> **STATED PROBLEM**: Return the data exactly, with all pictures removed.

> **SUPPLIED DATA**:
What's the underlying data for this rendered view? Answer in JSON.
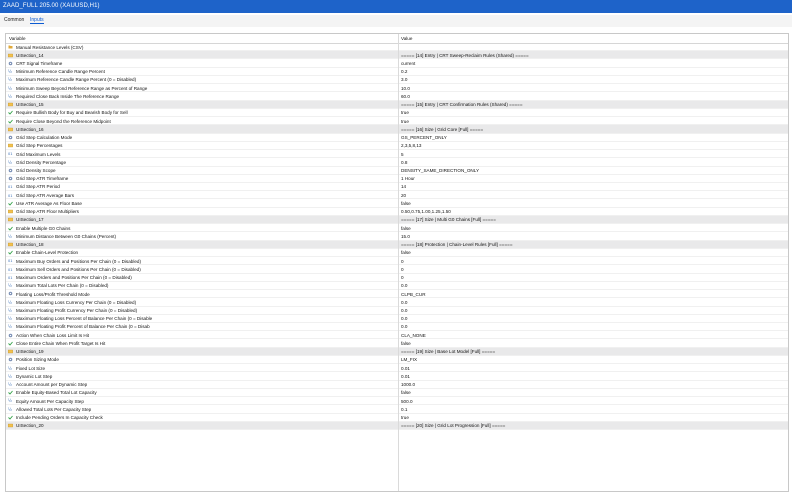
{
  "window": {
    "title": "ZAAD_FULL 205.00 (XAUUSD,H1)"
  },
  "tabs": [
    {
      "label": "Common",
      "active": false
    },
    {
      "label": "Inputs",
      "active": true
    }
  ],
  "table": {
    "headers": [
      "Variable",
      "Value"
    ],
    "rows": [
      {
        "icon": "folder-icon",
        "name": "Manual Resistance Levels (CSV)",
        "value": ""
      },
      {
        "icon": "ab-icon",
        "name": "UISection_14",
        "value": "===== [14] Entry | CRT Sweep-Reclaim Rules (Shared) ====="
      },
      {
        "icon": "enum-icon",
        "name": "CRT Signal Timeframe",
        "value": "current"
      },
      {
        "icon": "fraction-icon",
        "name": "Minimum Reference Candle Range Percent",
        "value": "0.2"
      },
      {
        "icon": "fraction-icon",
        "name": "Maximum Reference Candle Range Percent (0 = Disabled)",
        "value": "3.0"
      },
      {
        "icon": "fraction-icon",
        "name": "Minimum Sweep Beyond Reference Range as Percent of Range",
        "value": "10.0"
      },
      {
        "icon": "fraction-icon",
        "name": "Required Close Back Inside The Reference Range",
        "value": "60.0"
      },
      {
        "icon": "ab-icon",
        "name": "UISection_15",
        "value": "===== [15] Entry | CRT Confirmation Rules (Shared) ====="
      },
      {
        "icon": "bool-icon",
        "name": "Require Bullish Body for Buy and Bearish Body for Sell",
        "value": "true"
      },
      {
        "icon": "bool-icon",
        "name": "Require Close Beyond the Reference Midpoint",
        "value": "true"
      },
      {
        "icon": "ab-icon",
        "name": "UISection_16",
        "value": "===== [16] Size | Grid Core [Full] ====="
      },
      {
        "icon": "enum-icon",
        "name": "Grid Step Calculation Mode",
        "value": "GS_PERCENT_ONLY"
      },
      {
        "icon": "ab-icon",
        "name": "Grid Step Percentages",
        "value": "2,3,5,8,13"
      },
      {
        "icon": "int-icon",
        "name": "Grid Maximum Levels",
        "value": "5"
      },
      {
        "icon": "fraction-icon",
        "name": "Grid Density Percentage",
        "value": "0.8"
      },
      {
        "icon": "enum-icon",
        "name": "Grid Density Scope",
        "value": "DENSITY_SAME_DIRECTION_ONLY"
      },
      {
        "icon": "enum-icon",
        "name": "Grid Step ATR Timeframe",
        "value": "1 Hour"
      },
      {
        "icon": "int-icon",
        "name": "Grid Step ATR Period",
        "value": "14"
      },
      {
        "icon": "int-icon",
        "name": "Grid Step ATR Average Bars",
        "value": "20"
      },
      {
        "icon": "bool-icon",
        "name": "Use ATR Average As Floor Base",
        "value": "false"
      },
      {
        "icon": "ab-icon",
        "name": "Grid Step ATR Floor Multipliers",
        "value": "0.50,0.75,1.00,1.25,1.50"
      },
      {
        "icon": "ab-icon",
        "name": "UISection_17",
        "value": "===== [17] Size | Multi G0 Chains [Full] ====="
      },
      {
        "icon": "bool-icon",
        "name": "Enable Multiple G0 Chains",
        "value": "false"
      },
      {
        "icon": "fraction-icon",
        "name": "Minimum Distance Between G0 Chains (Percent)",
        "value": "15.0"
      },
      {
        "icon": "ab-icon",
        "name": "UISection_18",
        "value": "===== [18] Protection | Chain-Level Rules [Full] ====="
      },
      {
        "icon": "bool-icon",
        "name": "Enable Chain-Level Protection",
        "value": "false"
      },
      {
        "icon": "int-icon",
        "name": "Maximum Buy Orders and Positions Per Chain (0 = Disabled)",
        "value": "0"
      },
      {
        "icon": "int-icon",
        "name": "Maximum Sell Orders and Positions Per Chain (0 = Disabled)",
        "value": "0"
      },
      {
        "icon": "int-icon",
        "name": "Maximum Orders and Positions Per Chain (0 = Disabled)",
        "value": "0"
      },
      {
        "icon": "fraction-icon",
        "name": "Maximum Total Lots Per Chain (0 = Disabled)",
        "value": "0.0"
      },
      {
        "icon": "enum-icon",
        "name": "Floating Loss/Profit Threshold Mode",
        "value": "CLPB_CUR"
      },
      {
        "icon": "fraction-icon",
        "name": "Maximum Floating Loss Currency Per Chain (0 = Disabled)",
        "value": "0.0"
      },
      {
        "icon": "fraction-icon",
        "name": "Maximum Floating Profit Currency Per Chain (0 = Disabled)",
        "value": "0.0"
      },
      {
        "icon": "fraction-icon",
        "name": "Maximum Floating Loss Percent of Balance Per Chain (0 = Disable",
        "value": "0.0"
      },
      {
        "icon": "fraction-icon",
        "name": "Maximum Floating Profit Percent of Balance Per Chain (0 = Disab",
        "value": "0.0"
      },
      {
        "icon": "enum-icon",
        "name": "Action When Chain Loss Limit Is Hit",
        "value": "CLA_NONE"
      },
      {
        "icon": "bool-icon",
        "name": "Close Entire Chain When Profit Target Is Hit",
        "value": "false"
      },
      {
        "icon": "ab-icon",
        "name": "UISection_19",
        "value": "===== [19] Size | Base Lot Model [Full] ====="
      },
      {
        "icon": "enum-icon",
        "name": "Position Sizing Mode",
        "value": "LM_FIX"
      },
      {
        "icon": "fraction-icon",
        "name": "Fixed Lot Size",
        "value": "0.01"
      },
      {
        "icon": "fraction-icon",
        "name": "Dynamic Lot Step",
        "value": "0.01"
      },
      {
        "icon": "fraction-icon",
        "name": "Account Amount per Dynamic Step",
        "value": "1000.0"
      },
      {
        "icon": "bool-icon",
        "name": "Enable Equity-Based Total Lot Capacity",
        "value": "false"
      },
      {
        "icon": "fraction-icon",
        "name": "Equity Amount Per Capacity Step",
        "value": "500.0"
      },
      {
        "icon": "fraction-icon",
        "name": "Allowed Total Lots Per Capacity Step",
        "value": "0.1"
      },
      {
        "icon": "bool-icon",
        "name": "Include Pending Orders In Capacity Check",
        "value": "true"
      },
      {
        "icon": "ab-icon",
        "name": "UISection_20",
        "value": "===== [20] Size | Grid Lot Progression [Full] ====="
      }
    ]
  }
}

> **RESULT OF THIS TASK**:
What's the underlying data for this rendered view? Answer in JSON.
{
  "window": {
    "title": "ZAAD_FULL 205.00 (XAUUSD,H1)"
  },
  "tabs": [
    {
      "label": "Common",
      "active": false
    },
    {
      "label": "Inputs",
      "active": true
    }
  ],
  "table": {
    "headers": [
      "Variable",
      "Value"
    ],
    "rows": [
      {
        "icon": "folder-icon",
        "name": "Manual Resistance Levels (CSV)",
        "value": ""
      },
      {
        "icon": "ab-icon",
        "name": "UISection_14",
        "value": "===== [14] Entry | CRT Sweep-Reclaim Rules (Shared) ====="
      },
      {
        "icon": "enum-icon",
        "name": "CRT Signal Timeframe",
        "value": "current"
      },
      {
        "icon": "fraction-icon",
        "name": "Minimum Reference Candle Range Percent",
        "value": "0.2"
      },
      {
        "icon": "fraction-icon",
        "name": "Maximum Reference Candle Range Percent (0 = Disabled)",
        "value": "3.0"
      },
      {
        "icon": "fraction-icon",
        "name": "Minimum Sweep Beyond Reference Range as Percent of Range",
        "value": "10.0"
      },
      {
        "icon": "fraction-icon",
        "name": "Required Close Back Inside The Reference Range",
        "value": "60.0"
      },
      {
        "icon": "ab-icon",
        "name": "UISection_15",
        "value": "===== [15] Entry | CRT Confirmation Rules (Shared) ====="
      },
      {
        "icon": "bool-icon",
        "name": "Require Bullish Body for Buy and Bearish Body for Sell",
        "value": "true"
      },
      {
        "icon": "bool-icon",
        "name": "Require Close Beyond the Reference Midpoint",
        "value": "true"
      },
      {
        "icon": "ab-icon",
        "name": "UISection_16",
        "value": "===== [16] Size | Grid Core [Full] ====="
      },
      {
        "icon": "enum-icon",
        "name": "Grid Step Calculation Mode",
        "value": "GS_PERCENT_ONLY"
      },
      {
        "icon": "ab-icon",
        "name": "Grid Step Percentages",
        "value": "2,3,5,8,13"
      },
      {
        "icon": "int-icon",
        "name": "Grid Maximum Levels",
        "value": "5"
      },
      {
        "icon": "fraction-icon",
        "name": "Grid Density Percentage",
        "value": "0.8"
      },
      {
        "icon": "enum-icon",
        "name": "Grid Density Scope",
        "value": "DENSITY_SAME_DIRECTION_ONLY"
      },
      {
        "icon": "enum-icon",
        "name": "Grid Step ATR Timeframe",
        "value": "1 Hour"
      },
      {
        "icon": "int-icon",
        "name": "Grid Step ATR Period",
        "value": "14"
      },
      {
        "icon": "int-icon",
        "name": "Grid Step ATR Average Bars",
        "value": "20"
      },
      {
        "icon": "bool-icon",
        "name": "Use ATR Average As Floor Base",
        "value": "false"
      },
      {
        "icon": "ab-icon",
        "name": "Grid Step ATR Floor Multipliers",
        "value": "0.50,0.75,1.00,1.25,1.50"
      },
      {
        "icon": "ab-icon",
        "name": "UISection_17",
        "value": "===== [17] Size | Multi G0 Chains [Full] ====="
      },
      {
        "icon": "bool-icon",
        "name": "Enable Multiple G0 Chains",
        "value": "false"
      },
      {
        "icon": "fraction-icon",
        "name": "Minimum Distance Between G0 Chains (Percent)",
        "value": "15.0"
      },
      {
        "icon": "ab-icon",
        "name": "UISection_18",
        "value": "===== [18] Protection | Chain-Level Rules [Full] ====="
      },
      {
        "icon": "bool-icon",
        "name": "Enable Chain-Level Protection",
        "value": "false"
      },
      {
        "icon": "int-icon",
        "name": "Maximum Buy Orders and Positions Per Chain (0 = Disabled)",
        "value": "0"
      },
      {
        "icon": "int-icon",
        "name": "Maximum Sell Orders and Positions Per Chain (0 = Disabled)",
        "value": "0"
      },
      {
        "icon": "int-icon",
        "name": "Maximum Orders and Positions Per Chain (0 = Disabled)",
        "value": "0"
      },
      {
        "icon": "fraction-icon",
        "name": "Maximum Total Lots Per Chain (0 = Disabled)",
        "value": "0.0"
      },
      {
        "icon": "enum-icon",
        "name": "Floating Loss/Profit Threshold Mode",
        "value": "CLPB_CUR"
      },
      {
        "icon": "fraction-icon",
        "name": "Maximum Floating Loss Currency Per Chain (0 = Disabled)",
        "value": "0.0"
      },
      {
        "icon": "fraction-icon",
        "name": "Maximum Floating Profit Currency Per Chain (0 = Disabled)",
        "value": "0.0"
      },
      {
        "icon": "fraction-icon",
        "name": "Maximum Floating Loss Percent of Balance Per Chain (0 = Disable",
        "value": "0.0"
      },
      {
        "icon": "fraction-icon",
        "name": "Maximum Floating Profit Percent of Balance Per Chain (0 = Disab",
        "value": "0.0"
      },
      {
        "icon": "enum-icon",
        "name": "Action When Chain Loss Limit Is Hit",
        "value": "CLA_NONE"
      },
      {
        "icon": "bool-icon",
        "name": "Close Entire Chain When Profit Target Is Hit",
        "value": "false"
      },
      {
        "icon": "ab-icon",
        "name": "UISection_19",
        "value": "===== [19] Size | Base Lot Model [Full] ====="
      },
      {
        "icon": "enum-icon",
        "name": "Position Sizing Mode",
        "value": "LM_FIX"
      },
      {
        "icon": "fraction-icon",
        "name": "Fixed Lot Size",
        "value": "0.01"
      },
      {
        "icon": "fraction-icon",
        "name": "Dynamic Lot Step",
        "value": "0.01"
      },
      {
        "icon": "fraction-icon",
        "name": "Account Amount per Dynamic Step",
        "value": "1000.0"
      },
      {
        "icon": "bool-icon",
        "name": "Enable Equity-Based Total Lot Capacity",
        "value": "false"
      },
      {
        "icon": "fraction-icon",
        "name": "Equity Amount Per Capacity Step",
        "value": "500.0"
      },
      {
        "icon": "fraction-icon",
        "name": "Allowed Total Lots Per Capacity Step",
        "value": "0.1"
      },
      {
        "icon": "bool-icon",
        "name": "Include Pending Orders In Capacity Check",
        "value": "true"
      },
      {
        "icon": "ab-icon",
        "name": "UISection_20",
        "value": "===== [20] Size | Grid Lot Progression [Full] ====="
      }
    ]
  }
}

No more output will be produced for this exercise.